Collect all lines containing the word "줄었음을" from the data.

>> begin

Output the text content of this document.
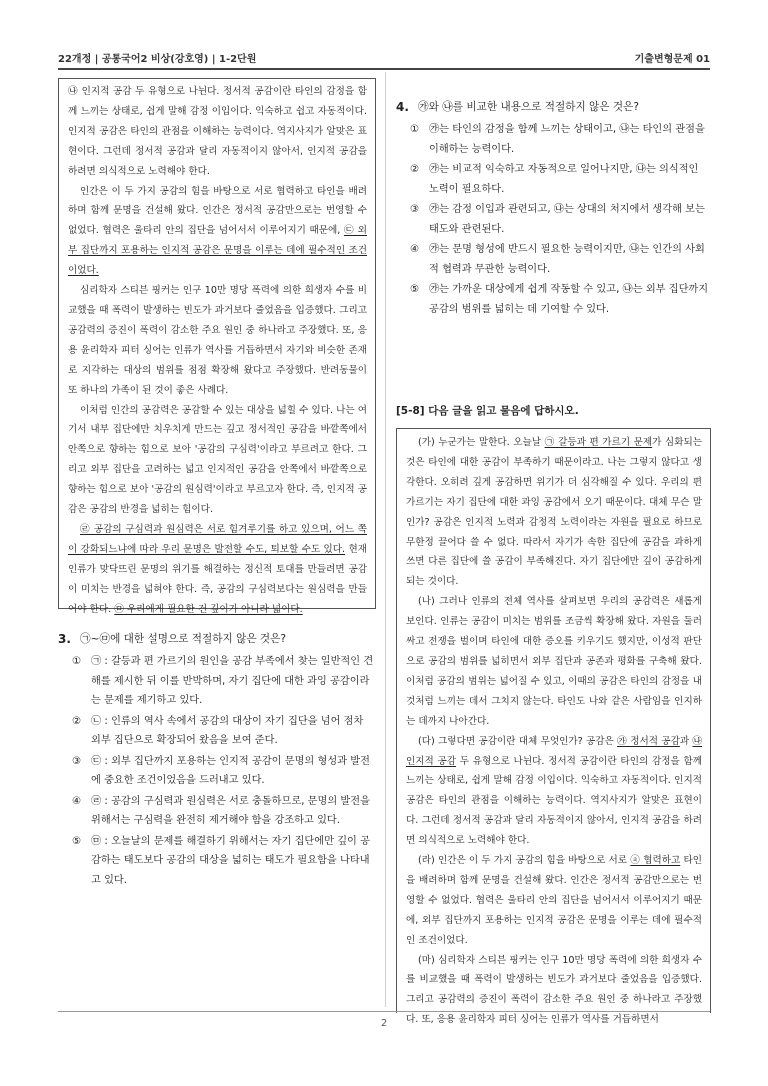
22개정 | 공통국어2 비상(강호영) | 1-2단원	기출변형문제 01

㉯ 인지적 공감 두 유형으로 나뉜다. 정서적 공감이란 타인의 감정을 함께 느끼는 상태로, 쉽게 말해 감정 이입이다. 익숙하고 쉽고 자동적이다. 인지적 공감은 타인의 관점을 이해하는 능력이다. 역지사지가 알맞은 표현이다. 그런데 정서적 공감과 달리 자동적이지 않아서, 인지적 공감을 하려면 의식적으로 노력해야 한다.

인간은 이 두 가지 공감의 힘을 바탕으로 서로 협력하고 타인을 배려하며 함께 문명을 건설해 왔다. 인간은 정서적 공감만으로는 번영할 수 없었다. 협력은 울타리 안의 집단을 넘어서서 이루어지기 때문에, ㉢ 외부 집단까지 포용하는 인지적 공감은 문명을 이루는 데에 필수적인 조건이었다.

심리학자 스티븐 핑커는 인구 10만 명당 폭력에 의한 희생자 수를 비교했을 때 폭력이 발생하는 빈도가 과거보다 줄었음을 입증했다. 그리고 공감력의 증진이 폭력이 감소한 주요 원인 중 하나라고 주장했다. 또, 응용 윤리학자 피터 싱어는 인류가 역사를 거듭하면서 자기와 비슷한 존재로 지각하는 대상의 범위를 점점 확장해 왔다고 주장했다. 반려동물이 또 하나의 가족이 된 것이 좋은 사례다.

이처럼 인간의 공감력은 공감할 수 있는 대상을 넓힐 수 있다. 나는 여기서 내부 집단에만 치우치게 만드는 깊고 정서적인 공감을 바깥쪽에서 안쪽으로 향하는 힘으로 보아 '공감의 구심력'이라고 부르려고 한다. 그리고 외부 집단을 고려하는 넓고 인지적인 공감을 안쪽에서 바깥쪽으로 향하는 힘으로 보아 '공감의 원심력'이라고 부르고자 한다. 즉, 인지적 공감은 공감의 반경을 넓히는 힘이다.

㉣ 공감의 구심력과 원심력은 서로 힘겨루기를 하고 있으며, 어느 쪽이 강화되느냐에 따라 우리 문명은 발전할 수도, 퇴보할 수도 있다. 현재 인류가 맞닥뜨린 문명의 위기를 해결하는 정신적 토대를 만들려면 공감이 미치는 반경을 넓혀야 한다. 즉, 공감의 구심력보다는 원심력을 만들어야 한다. ㉤ 우리에게 필요한 건 깊이가 아니라 넓이다.

3. ㉠~㉤에 대한 설명으로 적절하지 않은 것은?
① ㉠ : 갈등과 편 가르기의 원인을 공감 부족에서 찾는 일반적인 견해를 제시한 뒤 이를 반박하며, 자기 집단에 대한 과잉 공감이라는 문제를 제기하고 있다.
② ㉡ : 인류의 역사 속에서 공감의 대상이 자기 집단을 넘어 점차 외부 집단으로 확장되어 왔음을 보여 준다.
③ ㉢ : 외부 집단까지 포용하는 인지적 공감이 문명의 형성과 발전에 중요한 조건이었음을 드러내고 있다.
④ ㉣ : 공감의 구심력과 원심력은 서로 충돌하므로, 문명의 발전을 위해서는 구심력을 완전히 제거해야 함을 강조하고 있다.
⑤ ㉤ : 오늘날의 문제를 해결하기 위해서는 자기 집단에만 깊이 공감하는 태도보다 공감의 대상을 넓히는 태도가 필요함을 나타내고 있다.
4. ㉮와 ㉯를 비교한 내용으로 적절하지 않은 것은?
① ㉮는 타인의 감정을 함께 느끼는 상태이고, ㉯는 타인의 관점을 이해하는 능력이다.
② ㉮는 비교적 익숙하고 자동적으로 일어나지만, ㉯는 의식적인 노력이 필요하다.
③ ㉮는 감정 이입과 관련되고, ㉯는 상대의 처지에서 생각해 보는 태도와 관련된다.
④ ㉮는 문명 형성에 반드시 필요한 능력이지만, ㉯는 인간의 사회적 협력과 무관한 능력이다.
⑤ ㉮는 가까운 대상에게 쉽게 작동할 수 있고, ㉯는 외부 집단까지 공감의 범위를 넓히는 데 기여할 수 있다.
[5-8] 다음 글을 읽고 물음에 답하시오.

(가) 누군가는 말한다. 오늘날 ㉠ 갈등과 편 가르기 문제가 심화되는 것은 타인에 대한 공감이 부족하기 때문이라고. 나는 그렇지 않다고 생각한다. 오히려 깊게 공감하면 위기가 더 심각해질 수 있다. 우리의 편 가르기는 자기 집단에 대한 과잉 공감에서 오기 때문이다. 대체 무슨 말인가? 공감은 인지적 노력과 감정적 노력이라는 자원을 필요로 하므로 무한정 끌어다 쓸 수 없다. 따라서 자기가 속한 집단에 공감을 과하게 쓰면 다른 집단에 쓸 공감이 부족해진다. 자기 집단에만 깊이 공감하게 되는 것이다.

(나) 그러나 인류의 전체 역사를 살펴보면 우리의 공감력은 새롭게 보인다. 인류는 공감이 미치는 범위를 조금씩 확장해 왔다. 자원을 둘러싸고 전쟁을 벌이며 타인에 대한 증오를 키우기도 했지만, 이성적 판단으로 공감의 범위를 넓히면서 외부 집단과 공존과 평화를 구축해 왔다. 이처럼 공감의 범위는 넓어질 수 있고, 이때의 공감은 타인의 감정을 내 것처럼 느끼는 데서 그치지 않는다. 타인도 나와 같은 사람임을 인지하는 데까지 나아간다.

(다) 그렇다면 공감이란 대체 무엇인가? 공감은 ㉮ 정서적 공감과 ㉯ 인지적 공감 두 유형으로 나뉜다. 정서적 공감이란 타인의 감정을 함께 느끼는 상태로, 쉽게 말해 감정 이입이다. 익숙하고 자동적이다. 인지적 공감은 타인의 관점을 이해하는 능력이다. 역지사지가 알맞은 표현이다. 그런데 정서적 공감과 달리 자동적이지 않아서, 인지적 공감을 하려면 의식적으로 노력해야 한다.

(라) 인간은 이 두 가지 공감의 힘을 바탕으로 서로 ⓐ 협력하고 타인을 배려하며 함께 문명을 건설해 왔다. 인간은 정서적 공감만으로는 번영할 수 없었다. 협력은 울타리 안의 집단을 넘어서서 이루어지기 때문에, 외부 집단까지 포용하는 인지적 공감은 문명을 이루는 데에 필수적인 조건이었다.

(마) 심리학자 스티븐 핑커는 인구 10만 명당 폭력에 의한 희생자 수를 비교했을 때 폭력이 발생하는 빈도가 과거보다 줄었음을 입증했다. 그리고 공감력의 증진이 폭력이 감소한 주요 원인 중 하나라고 주장했다. 또, 응용 윤리학자 피터 싱어는 인류가 역사를 거듭하면서

2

>> end

Solution →
심리학자 스티븐 핑커는 인구 10만 명당 폭력에 의한 희생자 수를 비교했을 때 폭력이 발생하는 빈도가 과거보다 줄었음을 입증했다. 그리고 공감력의 증진이 폭력이 감소한 주요 원인 중 하나라고 주장했다. 또, 응용 윤리학자 피터 싱어는 인류가 역사를 거듭하면서 자기와 비슷한 존재로 지각하는 대상의 범위를 점점 확장해 왔다고 주장했다. 반려동물이 또 하나의 가족이 된 것이 좋은 사례다.
(마) 심리학자 스티븐 핑커는 인구 10만 명당 폭력에 의한 희생자 수를 비교했을 때 폭력이 발생하는 빈도가 과거보다 줄었음을 입증했다. 그리고 공감력의 증진이 폭력이 감소한 주요 원인 중 하나라고 주장했다. 또, 응용 윤리학자 피터 싱어는 인류가 역사를 거듭하면서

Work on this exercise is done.